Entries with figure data
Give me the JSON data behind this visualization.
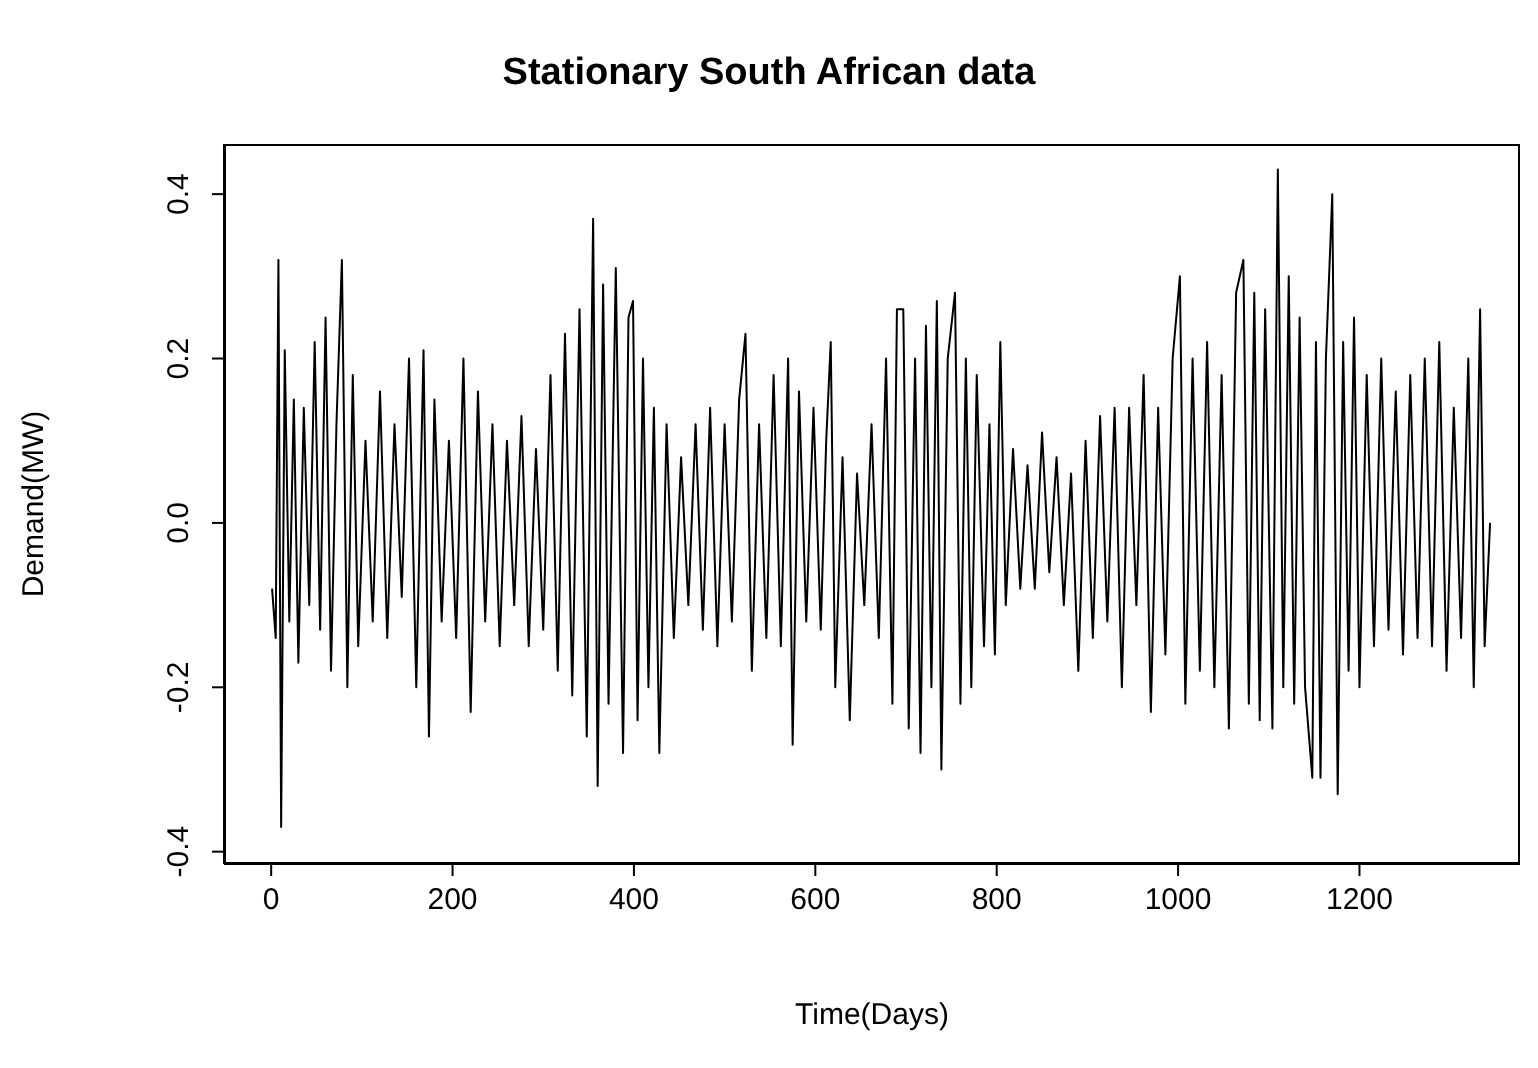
{
  "chart_data": {
    "type": "line",
    "title": "Stationary South African data",
    "xlabel": "Time(Days)",
    "ylabel": "Demand(MW)",
    "xlim": [
      -52,
      1377
    ],
    "ylim": [
      -0.415,
      0.461
    ],
    "xticks": [
      0,
      200,
      400,
      600,
      800,
      1000,
      1200
    ],
    "yticks": [
      {
        "value": -0.4,
        "label": "-0.4"
      },
      {
        "value": -0.2,
        "label": "-0.2"
      },
      {
        "value": 0,
        "label": "0.0"
      },
      {
        "value": 0.2,
        "label": "0.2"
      },
      {
        "value": 0.4,
        "label": "0.4"
      }
    ],
    "marker": "none",
    "line_style": "solid",
    "series": [
      {
        "color": "#000000",
        "x": [
          1,
          5,
          8,
          11,
          15,
          20,
          25,
          30,
          36,
          42,
          48,
          54,
          60,
          66,
          72,
          78,
          84,
          90,
          96,
          104,
          112,
          120,
          128,
          136,
          144,
          152,
          160,
          168,
          174,
          180,
          188,
          196,
          204,
          212,
          220,
          228,
          236,
          244,
          252,
          260,
          268,
          276,
          284,
          292,
          300,
          308,
          316,
          324,
          332,
          340,
          348,
          355,
          360,
          366,
          372,
          380,
          388,
          394,
          399,
          404,
          410,
          416,
          422,
          428,
          436,
          444,
          452,
          460,
          468,
          476,
          484,
          492,
          500,
          508,
          516,
          523,
          530,
          538,
          546,
          554,
          562,
          570,
          575,
          582,
          590,
          598,
          606,
          612,
          617,
          622,
          630,
          638,
          646,
          654,
          662,
          670,
          678,
          685,
          690,
          697,
          703,
          710,
          716,
          722,
          728,
          734,
          739,
          746,
          754,
          760,
          766,
          772,
          778,
          786,
          792,
          798,
          804,
          810,
          818,
          826,
          834,
          842,
          850,
          858,
          866,
          874,
          882,
          890,
          898,
          906,
          914,
          922,
          930,
          938,
          946,
          954,
          962,
          970,
          978,
          986,
          994,
          1002,
          1008,
          1016,
          1024,
          1032,
          1040,
          1048,
          1056,
          1064,
          1072,
          1078,
          1084,
          1090,
          1096,
          1104,
          1110,
          1116,
          1122,
          1128,
          1134,
          1140,
          1148,
          1152,
          1157,
          1163,
          1170,
          1176,
          1182,
          1188,
          1194,
          1200,
          1208,
          1216,
          1224,
          1232,
          1240,
          1248,
          1256,
          1264,
          1272,
          1280,
          1288,
          1296,
          1304,
          1312,
          1320,
          1326,
          1333,
          1338,
          1344
        ],
        "values": [
          -0.08,
          -0.14,
          0.32,
          -0.37,
          0.21,
          -0.12,
          0.15,
          -0.17,
          0.14,
          -0.1,
          0.22,
          -0.13,
          0.25,
          -0.18,
          0.12,
          0.32,
          -0.2,
          0.18,
          -0.15,
          0.1,
          -0.12,
          0.16,
          -0.14,
          0.12,
          -0.09,
          0.2,
          -0.2,
          0.21,
          -0.26,
          0.15,
          -0.12,
          0.1,
          -0.14,
          0.2,
          -0.23,
          0.16,
          -0.12,
          0.12,
          -0.15,
          0.1,
          -0.1,
          0.13,
          -0.15,
          0.09,
          -0.13,
          0.18,
          -0.18,
          0.23,
          -0.21,
          0.26,
          -0.26,
          0.37,
          -0.32,
          0.29,
          -0.22,
          0.31,
          -0.28,
          0.25,
          0.27,
          -0.24,
          0.2,
          -0.2,
          0.14,
          -0.28,
          0.12,
          -0.14,
          0.08,
          -0.1,
          0.12,
          -0.13,
          0.14,
          -0.15,
          0.12,
          -0.12,
          0.15,
          0.23,
          -0.18,
          0.12,
          -0.14,
          0.18,
          -0.15,
          0.2,
          -0.27,
          0.16,
          -0.12,
          0.14,
          -0.13,
          0.1,
          0.22,
          -0.2,
          0.08,
          -0.24,
          0.06,
          -0.1,
          0.12,
          -0.14,
          0.2,
          -0.22,
          0.26,
          0.26,
          -0.25,
          0.2,
          -0.28,
          0.24,
          -0.2,
          0.27,
          -0.3,
          0.2,
          0.28,
          -0.22,
          0.2,
          -0.2,
          0.18,
          -0.15,
          0.12,
          -0.16,
          0.22,
          -0.1,
          0.09,
          -0.08,
          0.07,
          -0.08,
          0.11,
          -0.06,
          0.08,
          -0.1,
          0.06,
          -0.18,
          0.1,
          -0.14,
          0.13,
          -0.12,
          0.14,
          -0.2,
          0.14,
          -0.1,
          0.18,
          -0.23,
          0.14,
          -0.16,
          0.2,
          0.3,
          -0.22,
          0.2,
          -0.18,
          0.22,
          -0.2,
          0.18,
          -0.25,
          0.28,
          0.32,
          -0.22,
          0.28,
          -0.24,
          0.26,
          -0.25,
          0.43,
          -0.2,
          0.3,
          -0.22,
          0.25,
          -0.2,
          -0.31,
          0.22,
          -0.31,
          0.2,
          0.4,
          -0.33,
          0.22,
          -0.18,
          0.25,
          -0.2,
          0.18,
          -0.15,
          0.2,
          -0.13,
          0.16,
          -0.16,
          0.18,
          -0.14,
          0.2,
          -0.15,
          0.22,
          -0.18,
          0.14,
          -0.14,
          0.2,
          -0.2,
          0.26,
          -0.15,
          0.0
        ]
      }
    ]
  }
}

*DIRECTIONS*
Repeat each line of the records above exactly, but do not copy the pictures.

*TASK SOLUTION*
Give me the JSON data behind this visualization.
{
  "chart_data": {
    "type": "line",
    "title": "Stationary South African data",
    "xlabel": "Time(Days)",
    "ylabel": "Demand(MW)",
    "xlim": [
      -52,
      1377
    ],
    "ylim": [
      -0.415,
      0.461
    ],
    "xticks": [
      0,
      200,
      400,
      600,
      800,
      1000,
      1200
    ],
    "yticks": [
      {
        "value": -0.4,
        "label": "-0.4"
      },
      {
        "value": -0.2,
        "label": "-0.2"
      },
      {
        "value": 0,
        "label": "0.0"
      },
      {
        "value": 0.2,
        "label": "0.2"
      },
      {
        "value": 0.4,
        "label": "0.4"
      }
    ],
    "marker": "none",
    "line_style": "solid",
    "series": [
      {
        "color": "#000000",
        "x": [
          1,
          5,
          8,
          11,
          15,
          20,
          25,
          30,
          36,
          42,
          48,
          54,
          60,
          66,
          72,
          78,
          84,
          90,
          96,
          104,
          112,
          120,
          128,
          136,
          144,
          152,
          160,
          168,
          174,
          180,
          188,
          196,
          204,
          212,
          220,
          228,
          236,
          244,
          252,
          260,
          268,
          276,
          284,
          292,
          300,
          308,
          316,
          324,
          332,
          340,
          348,
          355,
          360,
          366,
          372,
          380,
          388,
          394,
          399,
          404,
          410,
          416,
          422,
          428,
          436,
          444,
          452,
          460,
          468,
          476,
          484,
          492,
          500,
          508,
          516,
          523,
          530,
          538,
          546,
          554,
          562,
          570,
          575,
          582,
          590,
          598,
          606,
          612,
          617,
          622,
          630,
          638,
          646,
          654,
          662,
          670,
          678,
          685,
          690,
          697,
          703,
          710,
          716,
          722,
          728,
          734,
          739,
          746,
          754,
          760,
          766,
          772,
          778,
          786,
          792,
          798,
          804,
          810,
          818,
          826,
          834,
          842,
          850,
          858,
          866,
          874,
          882,
          890,
          898,
          906,
          914,
          922,
          930,
          938,
          946,
          954,
          962,
          970,
          978,
          986,
          994,
          1002,
          1008,
          1016,
          1024,
          1032,
          1040,
          1048,
          1056,
          1064,
          1072,
          1078,
          1084,
          1090,
          1096,
          1104,
          1110,
          1116,
          1122,
          1128,
          1134,
          1140,
          1148,
          1152,
          1157,
          1163,
          1170,
          1176,
          1182,
          1188,
          1194,
          1200,
          1208,
          1216,
          1224,
          1232,
          1240,
          1248,
          1256,
          1264,
          1272,
          1280,
          1288,
          1296,
          1304,
          1312,
          1320,
          1326,
          1333,
          1338,
          1344
        ],
        "values": [
          -0.08,
          -0.14,
          0.32,
          -0.37,
          0.21,
          -0.12,
          0.15,
          -0.17,
          0.14,
          -0.1,
          0.22,
          -0.13,
          0.25,
          -0.18,
          0.12,
          0.32,
          -0.2,
          0.18,
          -0.15,
          0.1,
          -0.12,
          0.16,
          -0.14,
          0.12,
          -0.09,
          0.2,
          -0.2,
          0.21,
          -0.26,
          0.15,
          -0.12,
          0.1,
          -0.14,
          0.2,
          -0.23,
          0.16,
          -0.12,
          0.12,
          -0.15,
          0.1,
          -0.1,
          0.13,
          -0.15,
          0.09,
          -0.13,
          0.18,
          -0.18,
          0.23,
          -0.21,
          0.26,
          -0.26,
          0.37,
          -0.32,
          0.29,
          -0.22,
          0.31,
          -0.28,
          0.25,
          0.27,
          -0.24,
          0.2,
          -0.2,
          0.14,
          -0.28,
          0.12,
          -0.14,
          0.08,
          -0.1,
          0.12,
          -0.13,
          0.14,
          -0.15,
          0.12,
          -0.12,
          0.15,
          0.23,
          -0.18,
          0.12,
          -0.14,
          0.18,
          -0.15,
          0.2,
          -0.27,
          0.16,
          -0.12,
          0.14,
          -0.13,
          0.1,
          0.22,
          -0.2,
          0.08,
          -0.24,
          0.06,
          -0.1,
          0.12,
          -0.14,
          0.2,
          -0.22,
          0.26,
          0.26,
          -0.25,
          0.2,
          -0.28,
          0.24,
          -0.2,
          0.27,
          -0.3,
          0.2,
          0.28,
          -0.22,
          0.2,
          -0.2,
          0.18,
          -0.15,
          0.12,
          -0.16,
          0.22,
          -0.1,
          0.09,
          -0.08,
          0.07,
          -0.08,
          0.11,
          -0.06,
          0.08,
          -0.1,
          0.06,
          -0.18,
          0.1,
          -0.14,
          0.13,
          -0.12,
          0.14,
          -0.2,
          0.14,
          -0.1,
          0.18,
          -0.23,
          0.14,
          -0.16,
          0.2,
          0.3,
          -0.22,
          0.2,
          -0.18,
          0.22,
          -0.2,
          0.18,
          -0.25,
          0.28,
          0.32,
          -0.22,
          0.28,
          -0.24,
          0.26,
          -0.25,
          0.43,
          -0.2,
          0.3,
          -0.22,
          0.25,
          -0.2,
          -0.31,
          0.22,
          -0.31,
          0.2,
          0.4,
          -0.33,
          0.22,
          -0.18,
          0.25,
          -0.2,
          0.18,
          -0.15,
          0.2,
          -0.13,
          0.16,
          -0.16,
          0.18,
          -0.14,
          0.2,
          -0.15,
          0.22,
          -0.18,
          0.14,
          -0.14,
          0.2,
          -0.2,
          0.26,
          -0.15,
          0.0
        ]
      }
    ]
  }
}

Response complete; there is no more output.